>> begin TASK INPUTS
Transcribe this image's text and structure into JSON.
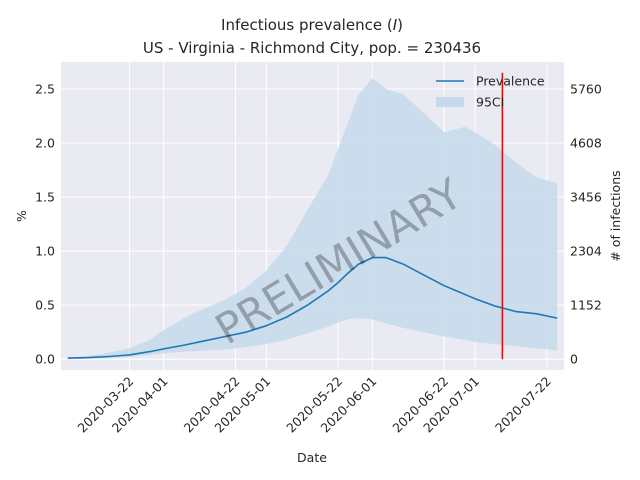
{
  "chart_data": {
    "type": "line",
    "title_line1_prefix": "Infectious prevalence (",
    "title_line1_var": "I",
    "title_line1_suffix": ")",
    "title_line2": "US - Virginia - Richmond City, pop. = 230436",
    "xlabel": "Date",
    "ylabel": "%",
    "ylabel_right": "# of infections",
    "watermark": "PRELIMINARY",
    "population": 230436,
    "x_ticks": [
      "2020-03-22",
      "2020-04-01",
      "2020-04-22",
      "2020-05-01",
      "2020-05-22",
      "2020-06-01",
      "2020-06-22",
      "2020-07-01",
      "2020-07-22"
    ],
    "y_ticks": [
      "0.0",
      "0.5",
      "1.0",
      "1.5",
      "2.0",
      "2.5"
    ],
    "y_ticks_right": [
      "0",
      "1152",
      "2304",
      "3456",
      "4608",
      "5760"
    ],
    "xlim": [
      "2020-03-02",
      "2020-07-27"
    ],
    "ylim": [
      -0.1,
      2.75
    ],
    "grid": true,
    "legend_position": "top-right",
    "legend": [
      {
        "label": "Prevalence",
        "kind": "line"
      },
      {
        "label": "95CI",
        "kind": "band"
      }
    ],
    "colors": {
      "background": "#eaeaf2",
      "grid": "#ffffff",
      "line": "#1f77b4",
      "band": "#c6d9ec",
      "vline": "#ff0000"
    },
    "vline_date": "2020-07-09",
    "series": [
      {
        "name": "Prevalence",
        "x": [
          "2020-03-04",
          "2020-03-10",
          "2020-03-16",
          "2020-03-22",
          "2020-03-28",
          "2020-04-01",
          "2020-04-07",
          "2020-04-13",
          "2020-04-19",
          "2020-04-25",
          "2020-05-01",
          "2020-05-07",
          "2020-05-13",
          "2020-05-19",
          "2020-05-22",
          "2020-05-25",
          "2020-05-28",
          "2020-06-01",
          "2020-06-05",
          "2020-06-10",
          "2020-06-16",
          "2020-06-22",
          "2020-06-28",
          "2020-07-01",
          "2020-07-07",
          "2020-07-13",
          "2020-07-19",
          "2020-07-25"
        ],
        "values": [
          0.01,
          0.015,
          0.025,
          0.04,
          0.07,
          0.095,
          0.13,
          0.17,
          0.21,
          0.25,
          0.31,
          0.39,
          0.5,
          0.63,
          0.71,
          0.8,
          0.88,
          0.94,
          0.94,
          0.88,
          0.78,
          0.68,
          0.6,
          0.56,
          0.49,
          0.44,
          0.42,
          0.38
        ]
      },
      {
        "name": "95CI",
        "x": [
          "2020-03-04",
          "2020-03-10",
          "2020-03-16",
          "2020-03-22",
          "2020-03-28",
          "2020-04-01",
          "2020-04-07",
          "2020-04-13",
          "2020-04-19",
          "2020-04-25",
          "2020-05-01",
          "2020-05-07",
          "2020-05-13",
          "2020-05-19",
          "2020-05-22",
          "2020-05-25",
          "2020-05-28",
          "2020-06-01",
          "2020-06-05",
          "2020-06-10",
          "2020-06-16",
          "2020-06-22",
          "2020-06-28",
          "2020-07-01",
          "2020-07-07",
          "2020-07-13",
          "2020-07-19",
          "2020-07-25"
        ],
        "lower": [
          0.0,
          0.005,
          0.01,
          0.02,
          0.04,
          0.055,
          0.07,
          0.08,
          0.09,
          0.11,
          0.14,
          0.18,
          0.24,
          0.3,
          0.34,
          0.37,
          0.38,
          0.37,
          0.33,
          0.29,
          0.25,
          0.21,
          0.18,
          0.16,
          0.14,
          0.12,
          0.1,
          0.08
        ],
        "upper": [
          0.01,
          0.03,
          0.06,
          0.1,
          0.18,
          0.27,
          0.38,
          0.47,
          0.55,
          0.66,
          0.82,
          1.05,
          1.38,
          1.7,
          1.95,
          2.2,
          2.45,
          2.6,
          2.5,
          2.45,
          2.28,
          2.1,
          2.15,
          2.1,
          1.98,
          1.82,
          1.68,
          1.63
        ]
      }
    ]
  }
}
>> end TASK INPUTS
- [STATED GOAL]: Extract the full listing above verbatim; pictures are to be left out of the copy.

- [SOLUTION TO THE PROBLEM]:
Transcribe this image's text and structure into JSON.
{
  "chart_data": {
    "type": "line",
    "title_line1_prefix": "Infectious prevalence (",
    "title_line1_var": "I",
    "title_line1_suffix": ")",
    "title_line2": "US - Virginia - Richmond City, pop. = 230436",
    "xlabel": "Date",
    "ylabel": "%",
    "ylabel_right": "# of infections",
    "watermark": "PRELIMINARY",
    "population": 230436,
    "x_ticks": [
      "2020-03-22",
      "2020-04-01",
      "2020-04-22",
      "2020-05-01",
      "2020-05-22",
      "2020-06-01",
      "2020-06-22",
      "2020-07-01",
      "2020-07-22"
    ],
    "y_ticks": [
      "0.0",
      "0.5",
      "1.0",
      "1.5",
      "2.0",
      "2.5"
    ],
    "y_ticks_right": [
      "0",
      "1152",
      "2304",
      "3456",
      "4608",
      "5760"
    ],
    "xlim": [
      "2020-03-02",
      "2020-07-27"
    ],
    "ylim": [
      -0.1,
      2.75
    ],
    "grid": true,
    "legend_position": "top-right",
    "legend": [
      {
        "label": "Prevalence",
        "kind": "line"
      },
      {
        "label": "95CI",
        "kind": "band"
      }
    ],
    "colors": {
      "background": "#eaeaf2",
      "grid": "#ffffff",
      "line": "#1f77b4",
      "band": "#c6d9ec",
      "vline": "#ff0000"
    },
    "vline_date": "2020-07-09",
    "series": [
      {
        "name": "Prevalence",
        "x": [
          "2020-03-04",
          "2020-03-10",
          "2020-03-16",
          "2020-03-22",
          "2020-03-28",
          "2020-04-01",
          "2020-04-07",
          "2020-04-13",
          "2020-04-19",
          "2020-04-25",
          "2020-05-01",
          "2020-05-07",
          "2020-05-13",
          "2020-05-19",
          "2020-05-22",
          "2020-05-25",
          "2020-05-28",
          "2020-06-01",
          "2020-06-05",
          "2020-06-10",
          "2020-06-16",
          "2020-06-22",
          "2020-06-28",
          "2020-07-01",
          "2020-07-07",
          "2020-07-13",
          "2020-07-19",
          "2020-07-25"
        ],
        "values": [
          0.01,
          0.015,
          0.025,
          0.04,
          0.07,
          0.095,
          0.13,
          0.17,
          0.21,
          0.25,
          0.31,
          0.39,
          0.5,
          0.63,
          0.71,
          0.8,
          0.88,
          0.94,
          0.94,
          0.88,
          0.78,
          0.68,
          0.6,
          0.56,
          0.49,
          0.44,
          0.42,
          0.38
        ]
      },
      {
        "name": "95CI",
        "x": [
          "2020-03-04",
          "2020-03-10",
          "2020-03-16",
          "2020-03-22",
          "2020-03-28",
          "2020-04-01",
          "2020-04-07",
          "2020-04-13",
          "2020-04-19",
          "2020-04-25",
          "2020-05-01",
          "2020-05-07",
          "2020-05-13",
          "2020-05-19",
          "2020-05-22",
          "2020-05-25",
          "2020-05-28",
          "2020-06-01",
          "2020-06-05",
          "2020-06-10",
          "2020-06-16",
          "2020-06-22",
          "2020-06-28",
          "2020-07-01",
          "2020-07-07",
          "2020-07-13",
          "2020-07-19",
          "2020-07-25"
        ],
        "lower": [
          0.0,
          0.005,
          0.01,
          0.02,
          0.04,
          0.055,
          0.07,
          0.08,
          0.09,
          0.11,
          0.14,
          0.18,
          0.24,
          0.3,
          0.34,
          0.37,
          0.38,
          0.37,
          0.33,
          0.29,
          0.25,
          0.21,
          0.18,
          0.16,
          0.14,
          0.12,
          0.1,
          0.08
        ],
        "upper": [
          0.01,
          0.03,
          0.06,
          0.1,
          0.18,
          0.27,
          0.38,
          0.47,
          0.55,
          0.66,
          0.82,
          1.05,
          1.38,
          1.7,
          1.95,
          2.2,
          2.45,
          2.6,
          2.5,
          2.45,
          2.28,
          2.1,
          2.15,
          2.1,
          1.98,
          1.82,
          1.68,
          1.63
        ]
      }
    ]
  }
}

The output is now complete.